To do: Go through the records below line by line. Count the lines with "JSON" and give the count alone.
──────── Records shown ────────
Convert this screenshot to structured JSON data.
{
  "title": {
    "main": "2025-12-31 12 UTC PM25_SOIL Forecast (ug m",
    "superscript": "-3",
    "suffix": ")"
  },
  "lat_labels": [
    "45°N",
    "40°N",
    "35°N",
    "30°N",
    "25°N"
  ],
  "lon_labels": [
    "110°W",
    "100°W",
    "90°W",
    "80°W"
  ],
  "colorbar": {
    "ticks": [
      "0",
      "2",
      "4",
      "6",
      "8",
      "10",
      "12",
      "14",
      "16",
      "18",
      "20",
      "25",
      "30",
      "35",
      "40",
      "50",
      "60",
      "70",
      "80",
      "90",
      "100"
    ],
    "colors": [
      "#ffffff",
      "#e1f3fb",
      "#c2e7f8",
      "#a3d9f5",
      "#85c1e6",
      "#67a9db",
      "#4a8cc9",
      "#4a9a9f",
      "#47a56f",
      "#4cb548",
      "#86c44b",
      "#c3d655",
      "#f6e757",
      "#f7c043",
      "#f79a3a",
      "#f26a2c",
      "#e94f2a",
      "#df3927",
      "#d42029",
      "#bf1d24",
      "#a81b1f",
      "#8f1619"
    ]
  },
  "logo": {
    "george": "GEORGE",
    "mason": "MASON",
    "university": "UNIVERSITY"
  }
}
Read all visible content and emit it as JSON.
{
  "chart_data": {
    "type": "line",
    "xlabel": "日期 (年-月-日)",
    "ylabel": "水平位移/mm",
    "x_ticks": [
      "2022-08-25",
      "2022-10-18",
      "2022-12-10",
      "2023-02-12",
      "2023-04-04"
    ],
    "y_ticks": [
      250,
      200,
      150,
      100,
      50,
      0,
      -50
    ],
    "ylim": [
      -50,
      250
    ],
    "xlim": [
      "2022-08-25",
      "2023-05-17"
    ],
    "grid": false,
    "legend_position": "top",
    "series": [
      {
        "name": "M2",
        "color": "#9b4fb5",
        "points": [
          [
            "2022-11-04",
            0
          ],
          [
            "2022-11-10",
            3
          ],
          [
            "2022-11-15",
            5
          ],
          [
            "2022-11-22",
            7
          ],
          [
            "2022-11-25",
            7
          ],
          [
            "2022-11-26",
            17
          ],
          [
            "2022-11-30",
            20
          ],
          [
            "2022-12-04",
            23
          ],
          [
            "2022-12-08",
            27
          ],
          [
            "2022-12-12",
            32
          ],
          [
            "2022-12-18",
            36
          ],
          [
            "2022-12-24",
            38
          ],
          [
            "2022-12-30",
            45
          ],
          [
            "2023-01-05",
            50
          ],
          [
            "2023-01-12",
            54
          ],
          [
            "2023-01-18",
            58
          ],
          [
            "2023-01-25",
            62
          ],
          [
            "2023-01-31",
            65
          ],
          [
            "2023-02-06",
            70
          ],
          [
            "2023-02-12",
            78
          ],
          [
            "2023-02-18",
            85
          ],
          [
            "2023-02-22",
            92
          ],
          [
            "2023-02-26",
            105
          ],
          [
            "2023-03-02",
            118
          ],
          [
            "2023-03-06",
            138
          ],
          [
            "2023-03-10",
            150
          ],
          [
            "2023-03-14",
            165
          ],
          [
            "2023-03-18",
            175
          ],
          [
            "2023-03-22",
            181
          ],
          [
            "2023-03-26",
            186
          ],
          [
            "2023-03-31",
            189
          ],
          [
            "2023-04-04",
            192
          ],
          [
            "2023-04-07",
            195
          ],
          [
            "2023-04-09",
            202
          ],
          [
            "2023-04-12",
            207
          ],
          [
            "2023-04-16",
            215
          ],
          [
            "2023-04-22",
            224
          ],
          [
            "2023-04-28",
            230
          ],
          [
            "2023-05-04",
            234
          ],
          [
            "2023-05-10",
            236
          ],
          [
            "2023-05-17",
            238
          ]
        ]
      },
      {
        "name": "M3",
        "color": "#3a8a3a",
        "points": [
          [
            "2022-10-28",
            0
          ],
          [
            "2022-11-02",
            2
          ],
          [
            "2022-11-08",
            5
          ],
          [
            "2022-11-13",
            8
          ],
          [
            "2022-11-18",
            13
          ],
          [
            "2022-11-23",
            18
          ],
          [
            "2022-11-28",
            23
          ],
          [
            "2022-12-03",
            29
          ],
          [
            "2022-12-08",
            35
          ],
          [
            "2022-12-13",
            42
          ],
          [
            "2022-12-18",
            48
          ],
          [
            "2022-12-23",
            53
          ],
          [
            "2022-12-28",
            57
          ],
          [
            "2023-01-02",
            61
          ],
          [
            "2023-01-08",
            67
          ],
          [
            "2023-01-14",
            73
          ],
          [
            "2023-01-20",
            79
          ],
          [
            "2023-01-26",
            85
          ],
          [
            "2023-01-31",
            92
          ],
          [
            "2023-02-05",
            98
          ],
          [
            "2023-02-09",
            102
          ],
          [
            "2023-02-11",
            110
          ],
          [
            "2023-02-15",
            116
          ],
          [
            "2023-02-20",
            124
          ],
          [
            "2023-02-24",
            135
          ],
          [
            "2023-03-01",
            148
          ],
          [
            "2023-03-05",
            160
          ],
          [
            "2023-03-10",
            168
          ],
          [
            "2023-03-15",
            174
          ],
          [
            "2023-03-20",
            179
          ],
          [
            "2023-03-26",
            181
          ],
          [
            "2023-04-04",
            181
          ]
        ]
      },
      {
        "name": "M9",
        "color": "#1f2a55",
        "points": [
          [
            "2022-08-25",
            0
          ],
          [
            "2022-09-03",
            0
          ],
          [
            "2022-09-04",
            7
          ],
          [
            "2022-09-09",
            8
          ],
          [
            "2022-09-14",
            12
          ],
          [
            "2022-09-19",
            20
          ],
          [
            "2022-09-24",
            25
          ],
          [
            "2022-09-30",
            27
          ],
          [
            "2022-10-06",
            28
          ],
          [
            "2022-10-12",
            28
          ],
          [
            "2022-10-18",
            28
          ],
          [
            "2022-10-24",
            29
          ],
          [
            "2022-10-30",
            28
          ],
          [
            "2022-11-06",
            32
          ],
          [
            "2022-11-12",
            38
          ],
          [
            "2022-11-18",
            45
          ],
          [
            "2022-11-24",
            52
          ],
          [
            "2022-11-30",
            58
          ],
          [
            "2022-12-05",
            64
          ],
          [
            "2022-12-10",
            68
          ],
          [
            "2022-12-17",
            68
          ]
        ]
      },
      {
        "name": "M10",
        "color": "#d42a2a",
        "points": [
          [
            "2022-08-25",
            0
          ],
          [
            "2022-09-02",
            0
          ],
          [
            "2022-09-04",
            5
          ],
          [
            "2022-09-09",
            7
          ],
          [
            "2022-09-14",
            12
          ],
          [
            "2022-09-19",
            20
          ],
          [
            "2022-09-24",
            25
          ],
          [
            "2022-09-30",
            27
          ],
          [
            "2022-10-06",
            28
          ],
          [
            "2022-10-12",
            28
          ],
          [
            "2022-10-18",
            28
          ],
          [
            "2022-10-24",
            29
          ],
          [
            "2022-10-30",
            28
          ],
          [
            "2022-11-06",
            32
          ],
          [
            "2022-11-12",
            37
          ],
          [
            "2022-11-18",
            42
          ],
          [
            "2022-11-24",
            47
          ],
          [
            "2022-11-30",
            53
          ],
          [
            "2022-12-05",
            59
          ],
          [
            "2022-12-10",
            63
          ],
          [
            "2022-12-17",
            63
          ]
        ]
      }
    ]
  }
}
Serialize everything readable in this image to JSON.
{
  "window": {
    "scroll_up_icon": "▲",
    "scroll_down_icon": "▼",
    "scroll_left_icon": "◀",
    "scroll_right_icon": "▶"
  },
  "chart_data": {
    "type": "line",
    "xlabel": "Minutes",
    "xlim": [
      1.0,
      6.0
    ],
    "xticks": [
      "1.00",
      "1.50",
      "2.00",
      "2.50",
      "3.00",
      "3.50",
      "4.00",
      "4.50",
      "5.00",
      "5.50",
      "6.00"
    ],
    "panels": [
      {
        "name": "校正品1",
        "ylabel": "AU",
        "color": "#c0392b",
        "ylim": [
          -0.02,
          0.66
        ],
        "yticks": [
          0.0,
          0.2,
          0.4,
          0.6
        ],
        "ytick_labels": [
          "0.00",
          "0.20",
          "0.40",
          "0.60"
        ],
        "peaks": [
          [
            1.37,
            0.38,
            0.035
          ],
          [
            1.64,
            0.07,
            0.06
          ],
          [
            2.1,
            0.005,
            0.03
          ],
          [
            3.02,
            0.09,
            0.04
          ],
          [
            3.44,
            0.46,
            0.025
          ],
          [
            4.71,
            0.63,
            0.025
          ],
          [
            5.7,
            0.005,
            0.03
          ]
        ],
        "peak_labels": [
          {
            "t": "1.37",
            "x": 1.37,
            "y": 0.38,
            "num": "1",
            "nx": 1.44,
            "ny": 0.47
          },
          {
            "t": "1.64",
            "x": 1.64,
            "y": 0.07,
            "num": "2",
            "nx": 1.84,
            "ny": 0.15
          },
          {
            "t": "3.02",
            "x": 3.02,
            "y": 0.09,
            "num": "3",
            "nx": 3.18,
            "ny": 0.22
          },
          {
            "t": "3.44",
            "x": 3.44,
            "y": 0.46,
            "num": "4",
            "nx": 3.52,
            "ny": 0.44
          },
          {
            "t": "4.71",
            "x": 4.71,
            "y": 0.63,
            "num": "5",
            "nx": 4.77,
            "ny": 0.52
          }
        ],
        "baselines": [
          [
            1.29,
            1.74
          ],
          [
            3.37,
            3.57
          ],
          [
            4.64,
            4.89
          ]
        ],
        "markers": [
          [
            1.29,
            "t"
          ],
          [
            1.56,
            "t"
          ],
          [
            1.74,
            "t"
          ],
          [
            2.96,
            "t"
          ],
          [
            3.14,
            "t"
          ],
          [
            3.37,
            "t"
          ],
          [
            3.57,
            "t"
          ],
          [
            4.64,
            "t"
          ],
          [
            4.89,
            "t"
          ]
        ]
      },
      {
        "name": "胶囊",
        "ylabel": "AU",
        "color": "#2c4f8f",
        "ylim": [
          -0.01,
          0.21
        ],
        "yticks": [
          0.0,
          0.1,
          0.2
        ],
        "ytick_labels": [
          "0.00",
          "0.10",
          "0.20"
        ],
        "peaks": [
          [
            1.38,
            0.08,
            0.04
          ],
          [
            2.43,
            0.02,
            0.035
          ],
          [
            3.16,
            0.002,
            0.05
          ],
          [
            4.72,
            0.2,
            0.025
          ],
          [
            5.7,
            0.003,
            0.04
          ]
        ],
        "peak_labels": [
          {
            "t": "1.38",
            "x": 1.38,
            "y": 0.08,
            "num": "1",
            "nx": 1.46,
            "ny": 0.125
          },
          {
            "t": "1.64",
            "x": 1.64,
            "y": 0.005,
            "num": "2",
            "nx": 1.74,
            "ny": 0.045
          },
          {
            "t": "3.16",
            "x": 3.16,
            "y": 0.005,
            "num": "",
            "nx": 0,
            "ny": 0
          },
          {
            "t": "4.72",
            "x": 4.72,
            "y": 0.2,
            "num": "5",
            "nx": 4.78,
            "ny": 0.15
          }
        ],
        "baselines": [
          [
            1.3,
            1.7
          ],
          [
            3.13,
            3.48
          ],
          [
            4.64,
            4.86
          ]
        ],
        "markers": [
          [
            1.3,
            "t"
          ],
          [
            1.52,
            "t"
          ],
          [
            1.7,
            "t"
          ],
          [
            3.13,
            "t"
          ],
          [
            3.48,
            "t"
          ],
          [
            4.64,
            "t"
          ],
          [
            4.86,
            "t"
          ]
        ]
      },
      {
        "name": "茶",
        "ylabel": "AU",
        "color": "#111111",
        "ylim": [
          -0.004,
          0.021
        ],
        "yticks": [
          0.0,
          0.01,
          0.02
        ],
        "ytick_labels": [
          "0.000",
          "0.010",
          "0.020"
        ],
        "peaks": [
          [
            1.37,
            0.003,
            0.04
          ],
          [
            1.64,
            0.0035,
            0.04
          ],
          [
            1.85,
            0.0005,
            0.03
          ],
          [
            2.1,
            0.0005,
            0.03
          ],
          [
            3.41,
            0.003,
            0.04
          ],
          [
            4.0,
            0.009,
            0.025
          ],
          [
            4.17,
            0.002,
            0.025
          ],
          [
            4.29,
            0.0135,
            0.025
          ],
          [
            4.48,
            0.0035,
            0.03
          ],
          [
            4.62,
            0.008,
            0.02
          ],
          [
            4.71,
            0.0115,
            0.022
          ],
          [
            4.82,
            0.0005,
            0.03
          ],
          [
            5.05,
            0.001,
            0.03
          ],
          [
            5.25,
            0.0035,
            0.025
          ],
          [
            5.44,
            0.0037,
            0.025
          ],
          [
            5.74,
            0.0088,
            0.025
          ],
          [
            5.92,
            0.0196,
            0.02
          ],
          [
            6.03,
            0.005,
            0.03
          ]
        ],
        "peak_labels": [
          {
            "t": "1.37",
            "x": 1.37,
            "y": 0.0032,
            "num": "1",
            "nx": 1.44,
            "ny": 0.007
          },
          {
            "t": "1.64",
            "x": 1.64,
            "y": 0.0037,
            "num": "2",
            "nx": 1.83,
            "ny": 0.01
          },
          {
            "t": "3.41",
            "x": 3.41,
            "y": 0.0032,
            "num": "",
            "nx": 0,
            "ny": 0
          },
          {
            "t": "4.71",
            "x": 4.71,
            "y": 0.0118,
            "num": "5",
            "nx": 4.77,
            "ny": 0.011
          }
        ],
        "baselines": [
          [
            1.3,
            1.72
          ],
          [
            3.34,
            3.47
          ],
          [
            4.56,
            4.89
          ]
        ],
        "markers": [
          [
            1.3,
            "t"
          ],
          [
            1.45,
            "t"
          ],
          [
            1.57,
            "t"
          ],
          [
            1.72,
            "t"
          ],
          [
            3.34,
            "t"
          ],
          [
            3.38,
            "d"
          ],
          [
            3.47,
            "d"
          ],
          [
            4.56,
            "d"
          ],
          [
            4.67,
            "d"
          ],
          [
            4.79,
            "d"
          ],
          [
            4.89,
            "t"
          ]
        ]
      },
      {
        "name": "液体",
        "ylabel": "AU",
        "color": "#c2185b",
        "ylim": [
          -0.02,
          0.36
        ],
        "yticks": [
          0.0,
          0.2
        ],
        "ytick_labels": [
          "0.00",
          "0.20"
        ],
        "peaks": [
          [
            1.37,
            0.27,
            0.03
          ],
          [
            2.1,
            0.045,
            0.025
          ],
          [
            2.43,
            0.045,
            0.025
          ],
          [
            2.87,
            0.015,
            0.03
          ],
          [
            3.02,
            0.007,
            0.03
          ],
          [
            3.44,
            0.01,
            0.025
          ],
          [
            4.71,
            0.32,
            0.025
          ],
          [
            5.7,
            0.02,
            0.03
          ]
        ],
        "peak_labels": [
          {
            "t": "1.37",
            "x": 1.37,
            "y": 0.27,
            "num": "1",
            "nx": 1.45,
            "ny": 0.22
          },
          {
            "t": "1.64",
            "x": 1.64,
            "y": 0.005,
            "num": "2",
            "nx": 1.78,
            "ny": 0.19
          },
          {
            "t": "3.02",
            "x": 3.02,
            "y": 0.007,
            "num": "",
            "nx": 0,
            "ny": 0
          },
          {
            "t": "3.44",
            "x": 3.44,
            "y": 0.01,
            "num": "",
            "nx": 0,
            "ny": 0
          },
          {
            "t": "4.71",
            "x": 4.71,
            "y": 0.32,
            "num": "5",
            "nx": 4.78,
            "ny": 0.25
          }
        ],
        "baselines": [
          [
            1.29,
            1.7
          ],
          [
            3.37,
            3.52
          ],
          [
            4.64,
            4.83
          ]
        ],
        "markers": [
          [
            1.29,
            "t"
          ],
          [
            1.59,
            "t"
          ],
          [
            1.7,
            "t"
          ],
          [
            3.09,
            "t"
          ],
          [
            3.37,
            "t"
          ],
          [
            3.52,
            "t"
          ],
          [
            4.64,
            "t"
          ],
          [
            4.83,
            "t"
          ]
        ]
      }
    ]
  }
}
────────
Exercise result: 3